- Problem statement -
Return all entries word for word, but drop any images.

- Exercise materials -
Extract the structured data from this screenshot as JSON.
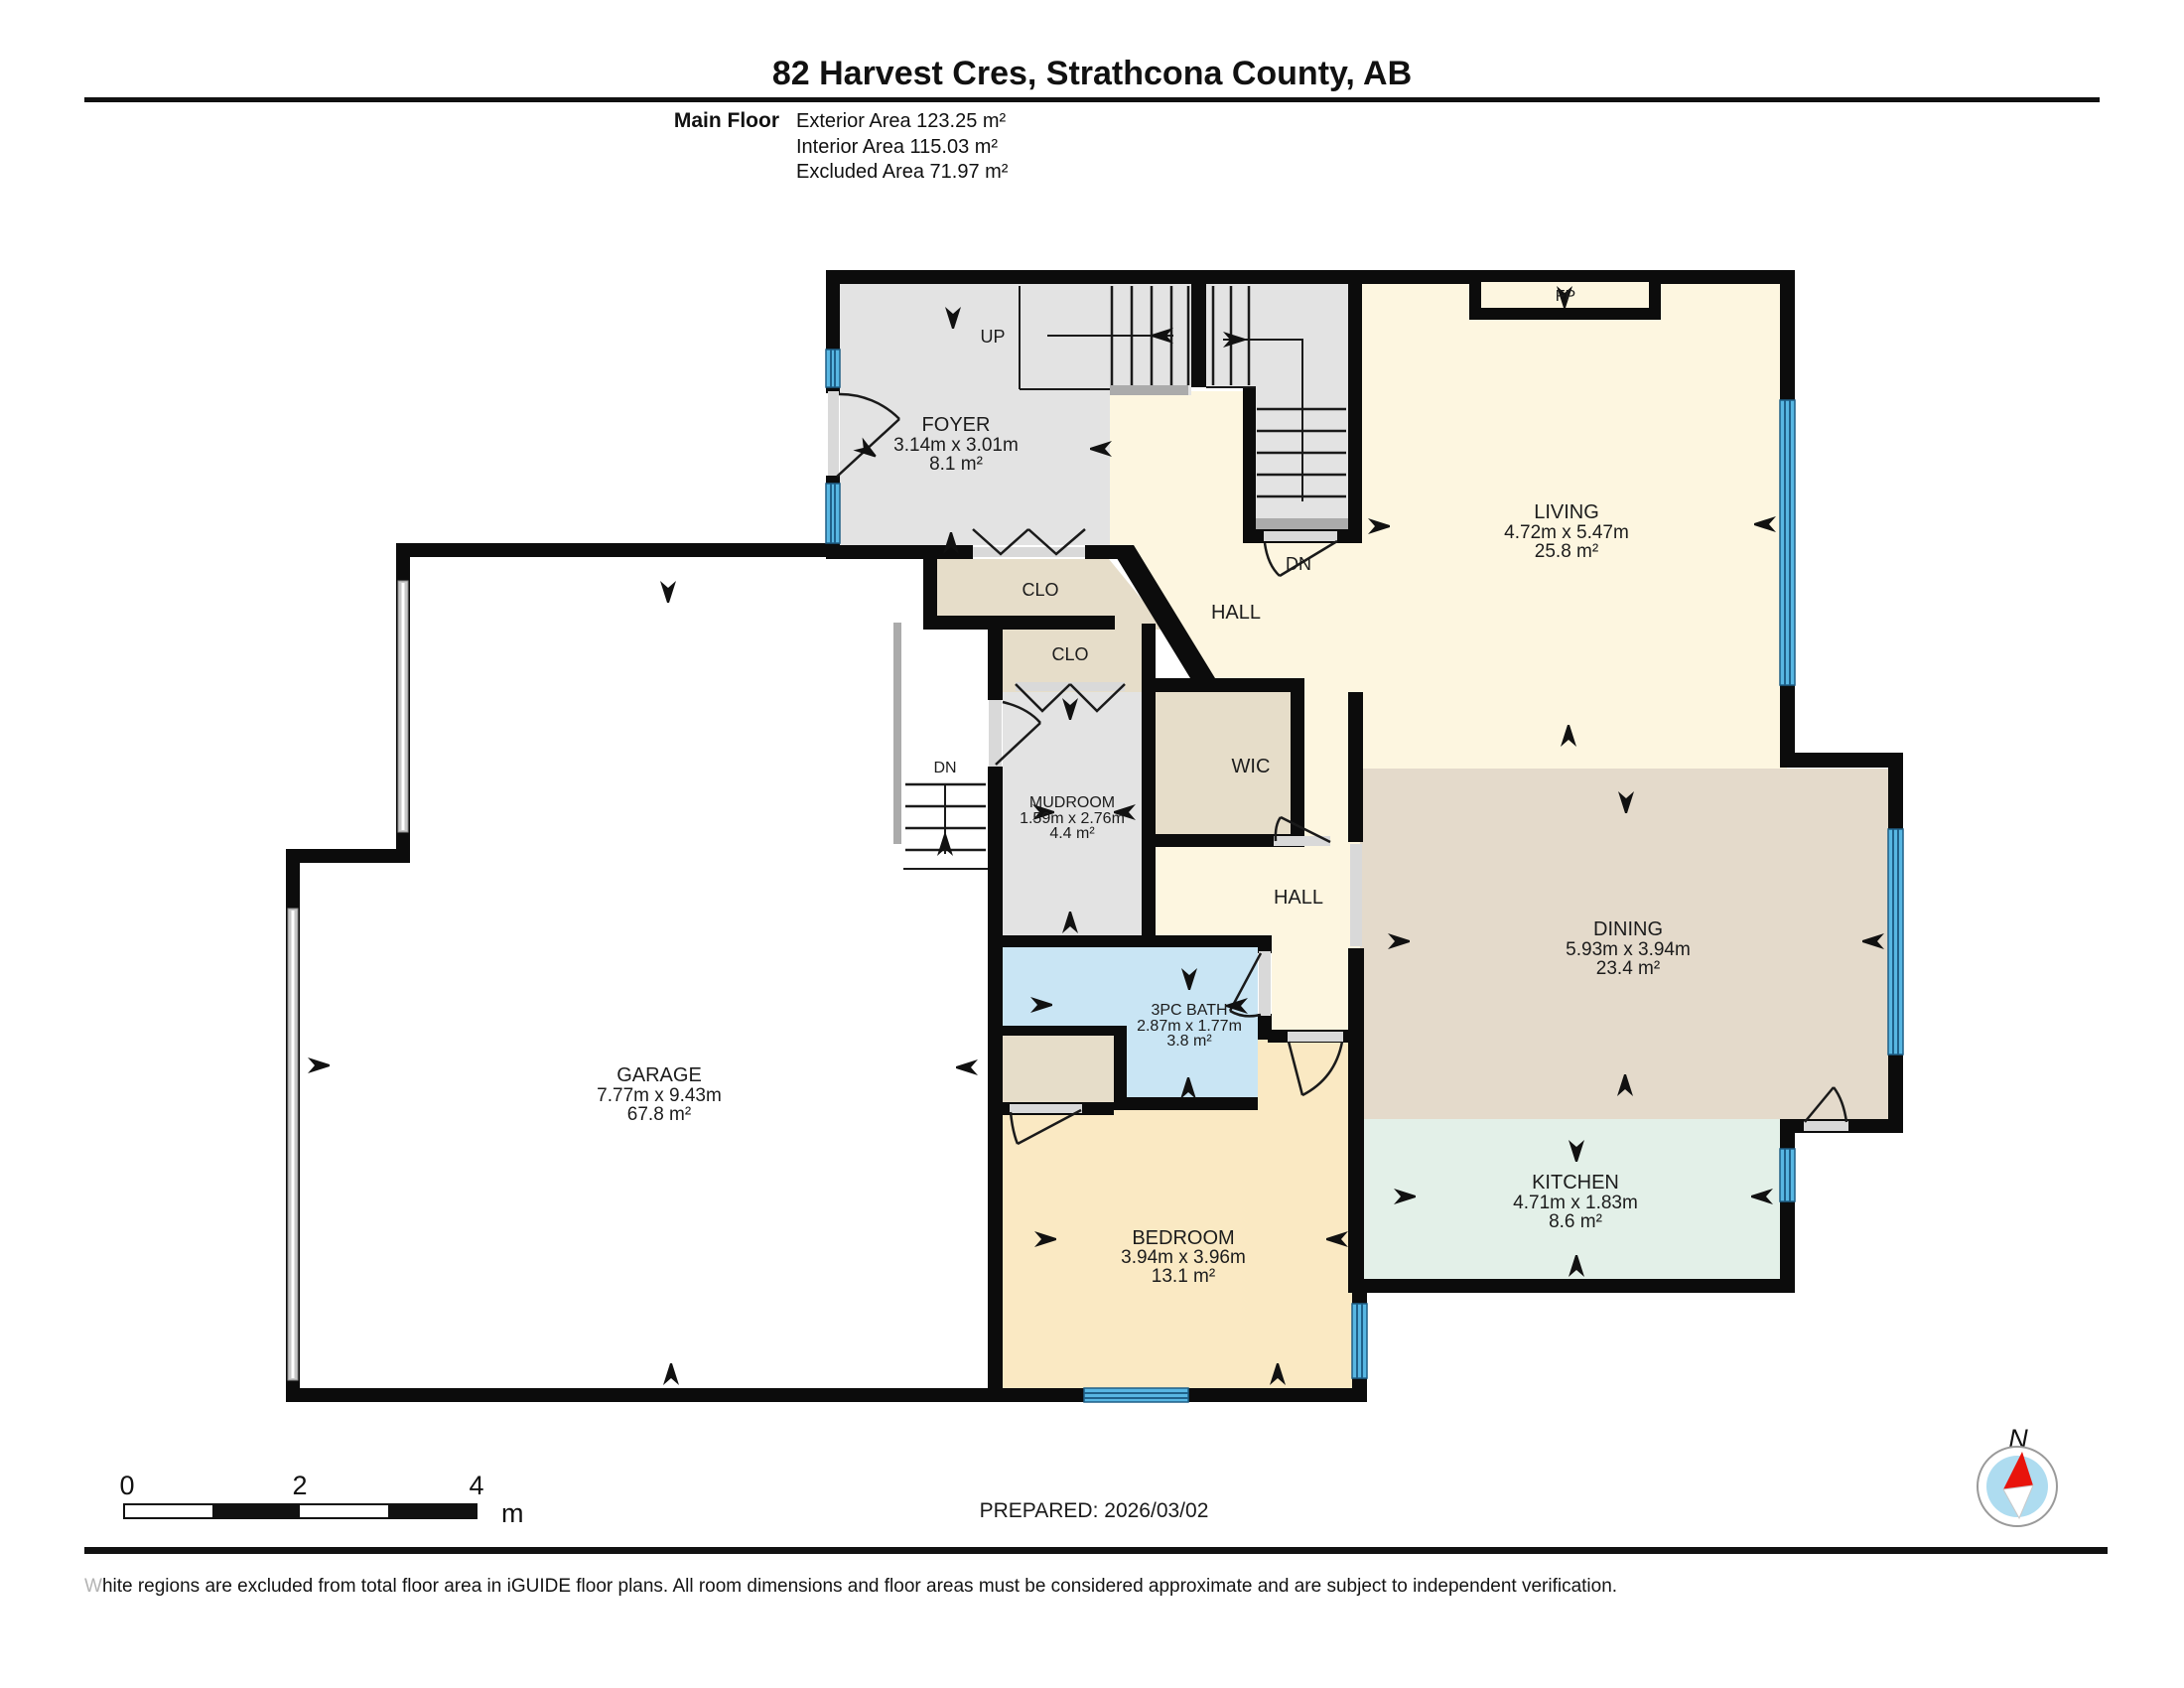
{
  "header": {
    "title": "82 Harvest Cres, Strathcona County, AB",
    "floor_label": "Main Floor",
    "stats": [
      "Exterior Area 123.25 m²",
      "Interior Area 115.03 m²",
      "Excluded Area 71.97 m²"
    ]
  },
  "rooms": {
    "foyer": {
      "name": "FOYER",
      "dims": "3.14m x 3.01m",
      "area": "8.1 m²"
    },
    "living": {
      "name": "LIVING",
      "dims": "4.72m x 5.47m",
      "area": "25.8 m²"
    },
    "mudroom": {
      "name": "MUDROOM",
      "dims": "1.59m x 2.76m",
      "area": "4.4 m²"
    },
    "dining": {
      "name": "DINING",
      "dims": "5.93m x 3.94m",
      "area": "23.4 m²"
    },
    "garage": {
      "name": "GARAGE",
      "dims": "7.77m x 9.43m",
      "area": "67.8 m²"
    },
    "bath": {
      "name": "3PC BATH",
      "dims": "2.87m x 1.77m",
      "area": "3.8 m²"
    },
    "bedroom": {
      "name": "BEDROOM",
      "dims": "3.94m x 3.96m",
      "area": "13.1 m²"
    },
    "kitchen": {
      "name": "KITCHEN",
      "dims": "4.71m x 1.83m",
      "area": "8.6 m²"
    },
    "wic": "WIC",
    "hall_upper": "HALL",
    "hall_lower": "HALL",
    "closet1": "CLO",
    "closet2": "CLO",
    "fireplace": "FP",
    "stair_up": "UP",
    "stair_down_main": "DN",
    "stair_down_basement": "DN"
  },
  "footer": {
    "scale_ticks": [
      "0",
      "2",
      "4"
    ],
    "scale_unit": "m",
    "prepared": "PREPARED: 2026/03/02",
    "compass": "N",
    "disclaimer_lead": "W",
    "disclaimer_rest": "hite regions are excluded from total floor area in iGUIDE floor plans. All room dimensions and floor areas must be considered approximate and are subject to independent verification."
  },
  "colors": {
    "wall": "#0c0c0c",
    "floor_gray": "#e3e3e3",
    "floor_cream": "#fdf6e0",
    "floor_tan": "#e6ddc9",
    "floor_dining": "#e4dacb",
    "floor_bath_blue": "#c9e5f4",
    "floor_bedroom": "#fae9c3",
    "floor_kitchen": "#e3f0e8",
    "window_blue": "#58b7e3",
    "compass_blue": "#aedcf0",
    "compass_red": "#e8140c"
  }
}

- Result -
Extract the structured data from this screenshot as JSON.
{
  "header": {
    "title": "82 Harvest Cres, Strathcona County, AB",
    "floor_label": "Main Floor",
    "stats": [
      "Exterior Area 123.25 m²",
      "Interior Area 115.03 m²",
      "Excluded Area 71.97 m²"
    ]
  },
  "rooms": {
    "foyer": {
      "name": "FOYER",
      "dims": "3.14m x 3.01m",
      "area": "8.1 m²"
    },
    "living": {
      "name": "LIVING",
      "dims": "4.72m x 5.47m",
      "area": "25.8 m²"
    },
    "mudroom": {
      "name": "MUDROOM",
      "dims": "1.59m x 2.76m",
      "area": "4.4 m²"
    },
    "dining": {
      "name": "DINING",
      "dims": "5.93m x 3.94m",
      "area": "23.4 m²"
    },
    "garage": {
      "name": "GARAGE",
      "dims": "7.77m x 9.43m",
      "area": "67.8 m²"
    },
    "bath": {
      "name": "3PC BATH",
      "dims": "2.87m x 1.77m",
      "area": "3.8 m²"
    },
    "bedroom": {
      "name": "BEDROOM",
      "dims": "3.94m x 3.96m",
      "area": "13.1 m²"
    },
    "kitchen": {
      "name": "KITCHEN",
      "dims": "4.71m x 1.83m",
      "area": "8.6 m²"
    },
    "wic": "WIC",
    "hall_upper": "HALL",
    "hall_lower": "HALL",
    "closet1": "CLO",
    "closet2": "CLO",
    "fireplace": "FP",
    "stair_up": "UP",
    "stair_down_main": "DN",
    "stair_down_basement": "DN"
  },
  "footer": {
    "scale_ticks": [
      "0",
      "2",
      "4"
    ],
    "scale_unit": "m",
    "prepared": "PREPARED: 2026/03/02",
    "compass": "N",
    "disclaimer_lead": "W",
    "disclaimer_rest": "hite regions are excluded from total floor area in iGUIDE floor plans. All room dimensions and floor areas must be considered approximate and are subject to independent verification."
  },
  "colors": {
    "wall": "#0c0c0c",
    "floor_gray": "#e3e3e3",
    "floor_cream": "#fdf6e0",
    "floor_tan": "#e6ddc9",
    "floor_dining": "#e4dacb",
    "floor_bath_blue": "#c9e5f4",
    "floor_bedroom": "#fae9c3",
    "floor_kitchen": "#e3f0e8",
    "window_blue": "#58b7e3",
    "compass_blue": "#aedcf0",
    "compass_red": "#e8140c"
  }
}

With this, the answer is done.